The task:
Return all the data, word for word.

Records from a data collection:
= = = =
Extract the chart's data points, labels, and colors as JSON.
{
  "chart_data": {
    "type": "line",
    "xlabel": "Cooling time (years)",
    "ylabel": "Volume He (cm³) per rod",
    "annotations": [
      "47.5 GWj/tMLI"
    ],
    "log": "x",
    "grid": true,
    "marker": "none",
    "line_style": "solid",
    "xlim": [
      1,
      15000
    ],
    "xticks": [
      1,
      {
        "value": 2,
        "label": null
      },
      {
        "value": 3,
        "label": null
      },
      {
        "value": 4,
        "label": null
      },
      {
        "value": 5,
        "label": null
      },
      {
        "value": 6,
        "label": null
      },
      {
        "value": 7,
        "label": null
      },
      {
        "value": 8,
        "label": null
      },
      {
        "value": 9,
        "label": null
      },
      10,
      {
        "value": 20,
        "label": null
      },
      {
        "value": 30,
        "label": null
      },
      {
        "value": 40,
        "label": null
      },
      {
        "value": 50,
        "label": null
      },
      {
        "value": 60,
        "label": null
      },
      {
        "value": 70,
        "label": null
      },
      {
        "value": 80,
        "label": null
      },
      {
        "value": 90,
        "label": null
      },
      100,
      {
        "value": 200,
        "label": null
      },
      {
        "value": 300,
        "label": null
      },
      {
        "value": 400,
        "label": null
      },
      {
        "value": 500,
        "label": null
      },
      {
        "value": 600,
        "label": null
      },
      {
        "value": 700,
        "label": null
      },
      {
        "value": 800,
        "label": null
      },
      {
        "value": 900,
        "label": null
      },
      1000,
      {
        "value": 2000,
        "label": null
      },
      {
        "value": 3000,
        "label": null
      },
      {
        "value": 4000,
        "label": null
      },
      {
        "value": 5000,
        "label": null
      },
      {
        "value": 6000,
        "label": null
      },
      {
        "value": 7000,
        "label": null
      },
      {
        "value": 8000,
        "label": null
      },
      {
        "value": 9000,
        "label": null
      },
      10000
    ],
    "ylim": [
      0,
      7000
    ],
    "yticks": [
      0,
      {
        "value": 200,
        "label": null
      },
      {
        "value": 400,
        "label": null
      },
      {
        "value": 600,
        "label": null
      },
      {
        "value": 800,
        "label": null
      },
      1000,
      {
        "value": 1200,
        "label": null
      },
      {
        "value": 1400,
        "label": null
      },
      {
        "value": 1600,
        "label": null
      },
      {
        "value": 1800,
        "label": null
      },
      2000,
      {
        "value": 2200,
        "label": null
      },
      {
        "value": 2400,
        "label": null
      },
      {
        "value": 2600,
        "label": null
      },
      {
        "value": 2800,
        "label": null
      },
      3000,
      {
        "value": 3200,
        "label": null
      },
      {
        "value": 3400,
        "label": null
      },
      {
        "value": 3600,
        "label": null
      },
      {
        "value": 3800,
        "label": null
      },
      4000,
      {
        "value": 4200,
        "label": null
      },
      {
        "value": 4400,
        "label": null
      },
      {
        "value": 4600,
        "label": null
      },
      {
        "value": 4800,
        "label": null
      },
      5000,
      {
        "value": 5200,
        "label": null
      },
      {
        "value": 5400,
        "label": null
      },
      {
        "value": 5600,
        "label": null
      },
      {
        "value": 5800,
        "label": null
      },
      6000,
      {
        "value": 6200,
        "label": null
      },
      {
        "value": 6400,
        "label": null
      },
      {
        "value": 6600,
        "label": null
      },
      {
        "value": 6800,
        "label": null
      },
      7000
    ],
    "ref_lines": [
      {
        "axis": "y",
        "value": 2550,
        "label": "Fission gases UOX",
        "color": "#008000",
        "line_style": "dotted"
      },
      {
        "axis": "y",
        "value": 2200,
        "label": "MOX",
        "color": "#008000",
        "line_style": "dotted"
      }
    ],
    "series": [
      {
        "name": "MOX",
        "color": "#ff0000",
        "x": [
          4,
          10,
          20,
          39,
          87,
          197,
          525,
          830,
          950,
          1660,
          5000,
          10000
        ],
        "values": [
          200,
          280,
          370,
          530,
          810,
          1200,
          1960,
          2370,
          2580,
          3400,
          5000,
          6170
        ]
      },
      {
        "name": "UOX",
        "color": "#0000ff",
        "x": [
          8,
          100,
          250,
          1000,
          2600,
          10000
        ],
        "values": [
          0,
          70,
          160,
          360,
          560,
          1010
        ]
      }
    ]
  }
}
= = = =
Full solution:
Extract the chart's data points, labels, and colors as JSON.
{
  "chart_data": {
    "type": "line",
    "xlabel": "Cooling time (years)",
    "ylabel": "Volume He (cm³) per rod",
    "annotations": [
      "47.5 GWj/tMLI"
    ],
    "log": "x",
    "grid": true,
    "marker": "none",
    "line_style": "solid",
    "xlim": [
      1,
      15000
    ],
    "xticks": [
      1,
      {
        "value": 2,
        "label": null
      },
      {
        "value": 3,
        "label": null
      },
      {
        "value": 4,
        "label": null
      },
      {
        "value": 5,
        "label": null
      },
      {
        "value": 6,
        "label": null
      },
      {
        "value": 7,
        "label": null
      },
      {
        "value": 8,
        "label": null
      },
      {
        "value": 9,
        "label": null
      },
      10,
      {
        "value": 20,
        "label": null
      },
      {
        "value": 30,
        "label": null
      },
      {
        "value": 40,
        "label": null
      },
      {
        "value": 50,
        "label": null
      },
      {
        "value": 60,
        "label": null
      },
      {
        "value": 70,
        "label": null
      },
      {
        "value": 80,
        "label": null
      },
      {
        "value": 90,
        "label": null
      },
      100,
      {
        "value": 200,
        "label": null
      },
      {
        "value": 300,
        "label": null
      },
      {
        "value": 400,
        "label": null
      },
      {
        "value": 500,
        "label": null
      },
      {
        "value": 600,
        "label": null
      },
      {
        "value": 700,
        "label": null
      },
      {
        "value": 800,
        "label": null
      },
      {
        "value": 900,
        "label": null
      },
      1000,
      {
        "value": 2000,
        "label": null
      },
      {
        "value": 3000,
        "label": null
      },
      {
        "value": 4000,
        "label": null
      },
      {
        "value": 5000,
        "label": null
      },
      {
        "value": 6000,
        "label": null
      },
      {
        "value": 7000,
        "label": null
      },
      {
        "value": 8000,
        "label": null
      },
      {
        "value": 9000,
        "label": null
      },
      10000
    ],
    "ylim": [
      0,
      7000
    ],
    "yticks": [
      0,
      {
        "value": 200,
        "label": null
      },
      {
        "value": 400,
        "label": null
      },
      {
        "value": 600,
        "label": null
      },
      {
        "value": 800,
        "label": null
      },
      1000,
      {
        "value": 1200,
        "label": null
      },
      {
        "value": 1400,
        "label": null
      },
      {
        "value": 1600,
        "label": null
      },
      {
        "value": 1800,
        "label": null
      },
      2000,
      {
        "value": 2200,
        "label": null
      },
      {
        "value": 2400,
        "label": null
      },
      {
        "value": 2600,
        "label": null
      },
      {
        "value": 2800,
        "label": null
      },
      3000,
      {
        "value": 3200,
        "label": null
      },
      {
        "value": 3400,
        "label": null
      },
      {
        "value": 3600,
        "label": null
      },
      {
        "value": 3800,
        "label": null
      },
      4000,
      {
        "value": 4200,
        "label": null
      },
      {
        "value": 4400,
        "label": null
      },
      {
        "value": 4600,
        "label": null
      },
      {
        "value": 4800,
        "label": null
      },
      5000,
      {
        "value": 5200,
        "label": null
      },
      {
        "value": 5400,
        "label": null
      },
      {
        "value": 5600,
        "label": null
      },
      {
        "value": 5800,
        "label": null
      },
      6000,
      {
        "value": 6200,
        "label": null
      },
      {
        "value": 6400,
        "label": null
      },
      {
        "value": 6600,
        "label": null
      },
      {
        "value": 6800,
        "label": null
      },
      7000
    ],
    "ref_lines": [
      {
        "axis": "y",
        "value": 2550,
        "label": "Fission gases UOX",
        "color": "#008000",
        "line_style": "dotted"
      },
      {
        "axis": "y",
        "value": 2200,
        "label": "MOX",
        "color": "#008000",
        "line_style": "dotted"
      }
    ],
    "series": [
      {
        "name": "MOX",
        "color": "#ff0000",
        "x": [
          4,
          10,
          20,
          39,
          87,
          197,
          525,
          830,
          950,
          1660,
          5000,
          10000
        ],
        "values": [
          200,
          280,
          370,
          530,
          810,
          1200,
          1960,
          2370,
          2580,
          3400,
          5000,
          6170
        ]
      },
      {
        "name": "UOX",
        "color": "#0000ff",
        "x": [
          8,
          100,
          250,
          1000,
          2600,
          10000
        ],
        "values": [
          0,
          70,
          160,
          360,
          560,
          1010
        ]
      }
    ]
  }
}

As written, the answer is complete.